◆ Exercise directions
Check each line of the data for "organization" and select those that have it.

◆ Provided information
******************************

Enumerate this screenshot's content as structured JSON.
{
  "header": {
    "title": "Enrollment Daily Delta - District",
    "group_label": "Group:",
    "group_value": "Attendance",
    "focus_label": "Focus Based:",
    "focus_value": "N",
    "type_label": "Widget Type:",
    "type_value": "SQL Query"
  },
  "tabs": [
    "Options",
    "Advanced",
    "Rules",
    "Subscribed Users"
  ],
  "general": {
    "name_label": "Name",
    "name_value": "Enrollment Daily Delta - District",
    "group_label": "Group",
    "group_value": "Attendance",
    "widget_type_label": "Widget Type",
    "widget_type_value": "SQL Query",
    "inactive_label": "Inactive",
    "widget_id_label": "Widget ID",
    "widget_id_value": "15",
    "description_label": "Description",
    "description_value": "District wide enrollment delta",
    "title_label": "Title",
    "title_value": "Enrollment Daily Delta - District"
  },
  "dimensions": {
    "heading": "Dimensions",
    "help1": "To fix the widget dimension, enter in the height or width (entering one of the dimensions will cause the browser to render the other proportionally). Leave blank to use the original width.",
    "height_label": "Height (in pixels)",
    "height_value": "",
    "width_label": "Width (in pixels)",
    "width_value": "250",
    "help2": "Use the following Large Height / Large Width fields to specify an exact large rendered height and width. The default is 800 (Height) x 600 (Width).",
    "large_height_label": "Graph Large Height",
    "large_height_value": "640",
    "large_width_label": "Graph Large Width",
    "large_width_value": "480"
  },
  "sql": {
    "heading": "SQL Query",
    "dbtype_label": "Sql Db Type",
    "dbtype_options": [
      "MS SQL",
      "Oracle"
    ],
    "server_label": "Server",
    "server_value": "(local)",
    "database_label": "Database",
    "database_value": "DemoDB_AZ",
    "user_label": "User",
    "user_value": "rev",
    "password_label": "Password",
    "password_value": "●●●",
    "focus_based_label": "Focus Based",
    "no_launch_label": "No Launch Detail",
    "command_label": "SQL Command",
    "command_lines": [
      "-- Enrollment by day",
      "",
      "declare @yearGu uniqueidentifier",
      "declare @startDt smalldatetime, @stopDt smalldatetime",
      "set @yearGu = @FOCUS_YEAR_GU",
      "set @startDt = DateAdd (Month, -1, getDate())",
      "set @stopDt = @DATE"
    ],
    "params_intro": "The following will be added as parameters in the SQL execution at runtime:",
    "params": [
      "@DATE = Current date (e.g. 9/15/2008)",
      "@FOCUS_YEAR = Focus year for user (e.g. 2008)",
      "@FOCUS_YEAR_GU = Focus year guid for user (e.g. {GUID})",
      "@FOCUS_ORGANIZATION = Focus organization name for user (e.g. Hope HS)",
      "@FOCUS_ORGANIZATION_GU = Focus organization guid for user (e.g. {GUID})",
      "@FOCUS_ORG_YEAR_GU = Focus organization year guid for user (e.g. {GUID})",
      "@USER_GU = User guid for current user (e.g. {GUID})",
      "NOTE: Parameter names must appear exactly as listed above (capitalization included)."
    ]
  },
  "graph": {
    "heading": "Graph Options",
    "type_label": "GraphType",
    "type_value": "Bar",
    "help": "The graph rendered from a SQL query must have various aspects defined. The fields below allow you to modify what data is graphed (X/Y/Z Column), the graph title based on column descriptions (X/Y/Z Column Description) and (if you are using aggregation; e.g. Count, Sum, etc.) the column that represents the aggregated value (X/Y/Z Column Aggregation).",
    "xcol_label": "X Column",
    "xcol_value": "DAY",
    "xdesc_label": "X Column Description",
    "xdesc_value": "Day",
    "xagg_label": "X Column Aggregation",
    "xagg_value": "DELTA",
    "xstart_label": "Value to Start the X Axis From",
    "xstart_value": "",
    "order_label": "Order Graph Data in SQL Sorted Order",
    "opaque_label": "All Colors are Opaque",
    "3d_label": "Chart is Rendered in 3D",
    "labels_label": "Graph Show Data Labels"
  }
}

******************************

◆ Correct result
      "@FOCUS_ORGANIZATION = Focus organization name for user (e.g. Hope HS)",
      "@FOCUS_ORGANIZATION_GU = Focus organization guid for user (e.g. {GUID})",
      "@FOCUS_ORG_YEAR_GU = Focus organization year guid for user (e.g. {GUID})",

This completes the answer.